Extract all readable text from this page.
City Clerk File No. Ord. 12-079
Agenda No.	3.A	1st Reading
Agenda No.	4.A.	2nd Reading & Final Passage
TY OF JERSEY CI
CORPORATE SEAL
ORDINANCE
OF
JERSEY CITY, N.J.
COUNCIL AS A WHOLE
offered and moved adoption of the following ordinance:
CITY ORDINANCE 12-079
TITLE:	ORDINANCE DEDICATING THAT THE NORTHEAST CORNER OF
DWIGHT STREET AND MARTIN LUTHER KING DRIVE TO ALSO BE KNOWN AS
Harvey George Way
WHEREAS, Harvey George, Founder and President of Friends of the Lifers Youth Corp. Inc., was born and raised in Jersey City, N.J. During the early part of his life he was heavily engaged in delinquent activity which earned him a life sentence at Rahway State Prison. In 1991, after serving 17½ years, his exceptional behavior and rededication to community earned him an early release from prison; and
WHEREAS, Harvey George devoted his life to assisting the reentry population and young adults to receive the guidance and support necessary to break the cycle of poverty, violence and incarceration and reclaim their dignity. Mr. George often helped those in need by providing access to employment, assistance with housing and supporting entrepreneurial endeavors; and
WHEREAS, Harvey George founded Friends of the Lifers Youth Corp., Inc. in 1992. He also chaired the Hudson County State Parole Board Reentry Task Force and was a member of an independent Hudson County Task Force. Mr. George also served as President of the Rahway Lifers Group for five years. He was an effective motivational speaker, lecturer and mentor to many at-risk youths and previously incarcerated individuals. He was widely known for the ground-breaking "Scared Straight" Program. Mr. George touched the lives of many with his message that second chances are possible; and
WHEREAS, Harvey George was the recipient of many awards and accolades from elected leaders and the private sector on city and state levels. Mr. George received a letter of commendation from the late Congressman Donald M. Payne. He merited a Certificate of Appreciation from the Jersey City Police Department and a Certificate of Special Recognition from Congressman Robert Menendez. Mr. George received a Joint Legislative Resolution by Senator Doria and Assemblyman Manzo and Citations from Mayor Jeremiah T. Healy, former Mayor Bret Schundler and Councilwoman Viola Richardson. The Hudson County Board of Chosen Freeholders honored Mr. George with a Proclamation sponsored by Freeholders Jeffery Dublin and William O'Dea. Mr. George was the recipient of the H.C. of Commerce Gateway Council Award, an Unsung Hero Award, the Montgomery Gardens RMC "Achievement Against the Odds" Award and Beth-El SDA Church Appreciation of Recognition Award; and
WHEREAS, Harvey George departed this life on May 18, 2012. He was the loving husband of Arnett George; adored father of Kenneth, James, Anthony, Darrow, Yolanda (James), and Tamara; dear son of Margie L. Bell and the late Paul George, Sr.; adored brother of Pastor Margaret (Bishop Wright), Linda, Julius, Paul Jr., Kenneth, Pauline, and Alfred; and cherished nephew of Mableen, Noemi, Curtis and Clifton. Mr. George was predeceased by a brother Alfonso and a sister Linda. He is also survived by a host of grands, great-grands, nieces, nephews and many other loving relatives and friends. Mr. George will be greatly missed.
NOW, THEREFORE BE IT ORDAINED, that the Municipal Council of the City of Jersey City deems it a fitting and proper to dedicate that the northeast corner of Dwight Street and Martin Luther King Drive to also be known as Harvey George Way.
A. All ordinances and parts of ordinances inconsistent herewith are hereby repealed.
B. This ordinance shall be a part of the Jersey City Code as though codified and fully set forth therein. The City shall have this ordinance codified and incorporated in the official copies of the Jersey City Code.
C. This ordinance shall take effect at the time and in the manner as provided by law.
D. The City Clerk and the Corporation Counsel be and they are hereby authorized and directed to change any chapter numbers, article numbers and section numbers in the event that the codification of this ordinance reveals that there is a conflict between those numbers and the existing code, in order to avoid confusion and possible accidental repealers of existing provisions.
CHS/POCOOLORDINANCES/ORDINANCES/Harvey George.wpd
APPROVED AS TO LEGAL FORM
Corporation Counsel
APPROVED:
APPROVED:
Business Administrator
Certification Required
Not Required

...

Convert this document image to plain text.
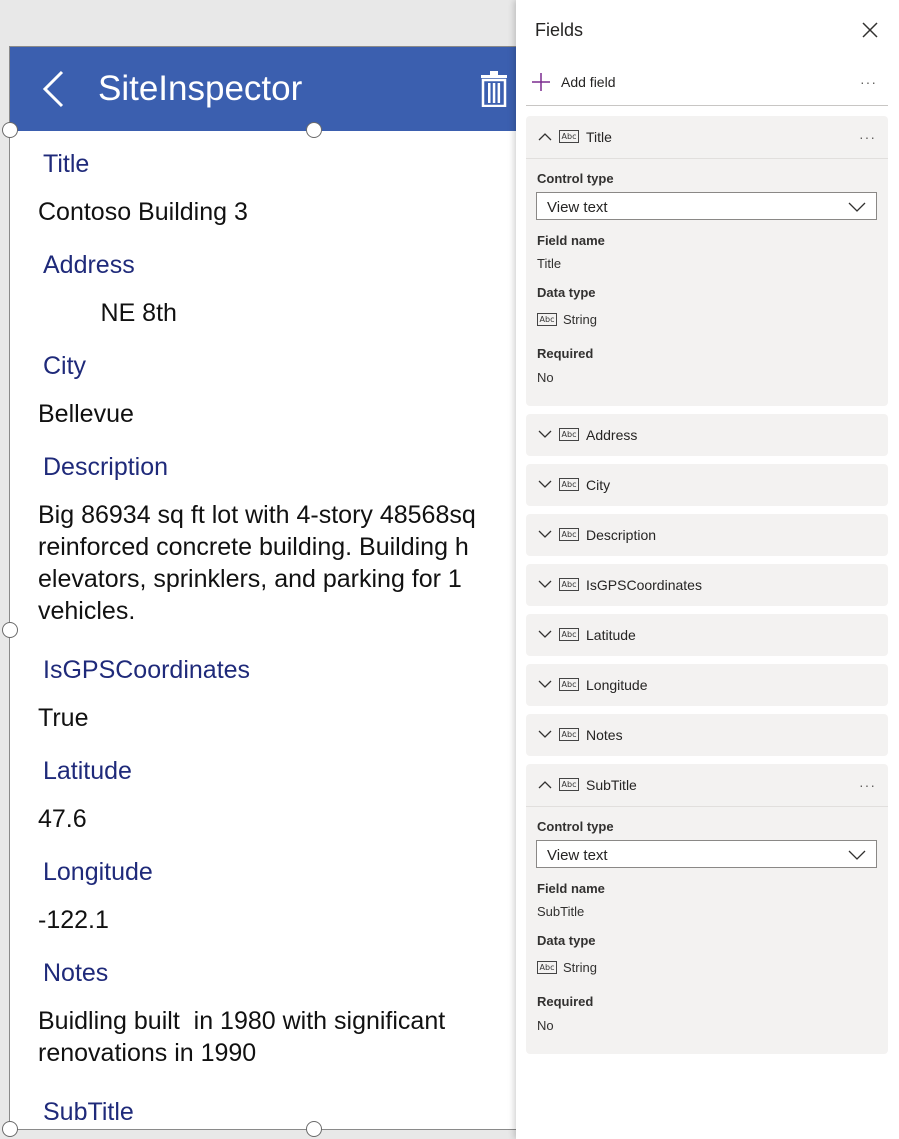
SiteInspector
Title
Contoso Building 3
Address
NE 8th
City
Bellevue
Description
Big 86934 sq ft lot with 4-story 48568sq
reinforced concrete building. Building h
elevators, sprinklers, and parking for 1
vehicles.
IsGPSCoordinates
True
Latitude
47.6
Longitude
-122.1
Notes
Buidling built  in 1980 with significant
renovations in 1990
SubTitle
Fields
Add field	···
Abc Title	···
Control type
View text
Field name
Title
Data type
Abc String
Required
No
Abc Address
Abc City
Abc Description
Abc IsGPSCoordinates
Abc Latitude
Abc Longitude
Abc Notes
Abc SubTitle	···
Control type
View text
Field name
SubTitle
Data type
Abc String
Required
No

* * *

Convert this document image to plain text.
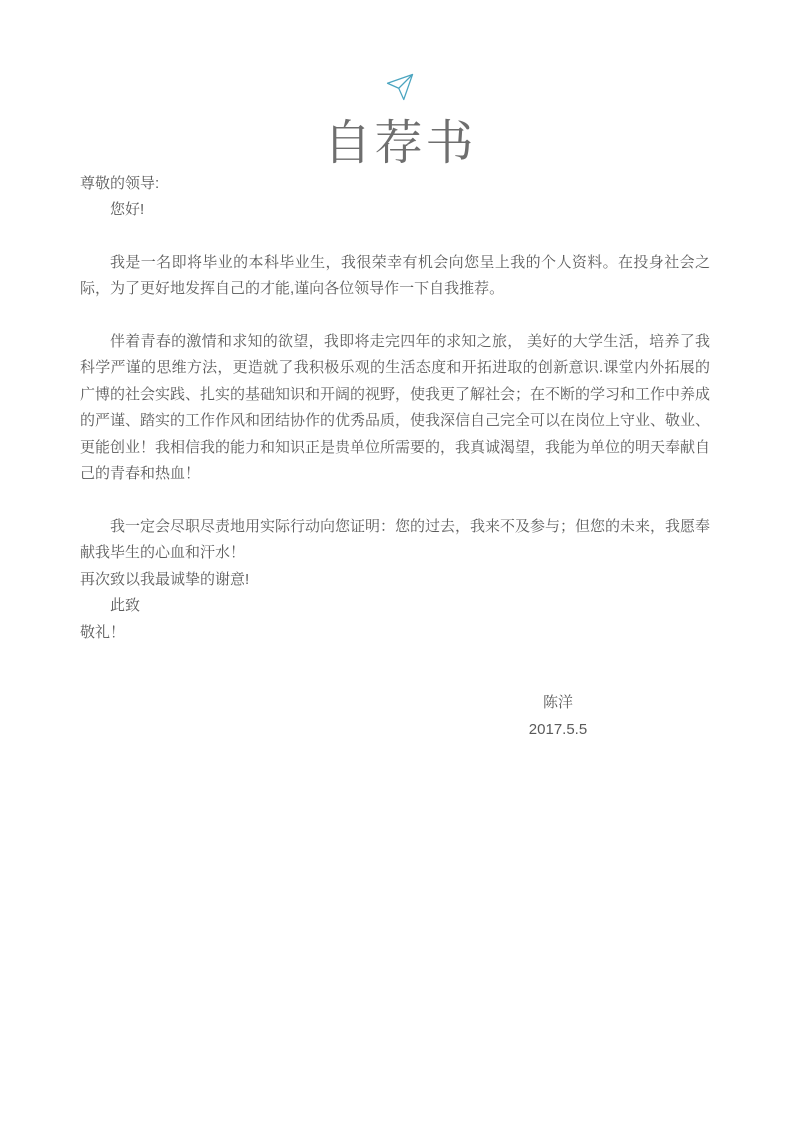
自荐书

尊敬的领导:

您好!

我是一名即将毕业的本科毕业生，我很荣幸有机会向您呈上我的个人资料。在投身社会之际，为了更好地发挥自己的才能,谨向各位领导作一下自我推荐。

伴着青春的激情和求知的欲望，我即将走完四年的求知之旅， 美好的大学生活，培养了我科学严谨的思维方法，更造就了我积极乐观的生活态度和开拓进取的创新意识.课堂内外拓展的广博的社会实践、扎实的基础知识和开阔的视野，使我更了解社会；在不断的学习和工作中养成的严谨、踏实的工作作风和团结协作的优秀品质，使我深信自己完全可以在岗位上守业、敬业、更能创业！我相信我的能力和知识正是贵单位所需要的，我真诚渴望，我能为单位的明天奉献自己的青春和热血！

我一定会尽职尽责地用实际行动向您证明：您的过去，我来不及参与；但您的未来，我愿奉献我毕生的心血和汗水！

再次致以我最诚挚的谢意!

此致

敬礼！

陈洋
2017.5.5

= PROBLEM DESCRIPTION =
Return all lines with the word "Youth" in them.

= WRITTEN RESPONSE =
WHEREAS, Harvey George, Founder and President of Friends of the Lifers Youth Corp. Inc., was born and raised in Jersey City, N.J. During the early part of his life he was heavily engaged in delinquent activity which earned him a life sentence at Rahway State Prison. In 1991, after serving 17½ years, his exceptional behavior and rededication to community earned him an early release from prison; and
WHEREAS, Harvey George founded Friends of the Lifers Youth Corp., Inc. in 1992. He also chaired the Hudson County State Parole Board Reentry Task Force and was a member of an independent Hudson County Task Force. Mr. George also served as President of the Rahway Lifers Group for five years. He was an effective motivational speaker, lecturer and mentor to many at-risk youths and previously incarcerated individuals. He was widely known for the ground-breaking "Scared Straight" Program. Mr. George touched the lives of many with his message that second chances are possible; and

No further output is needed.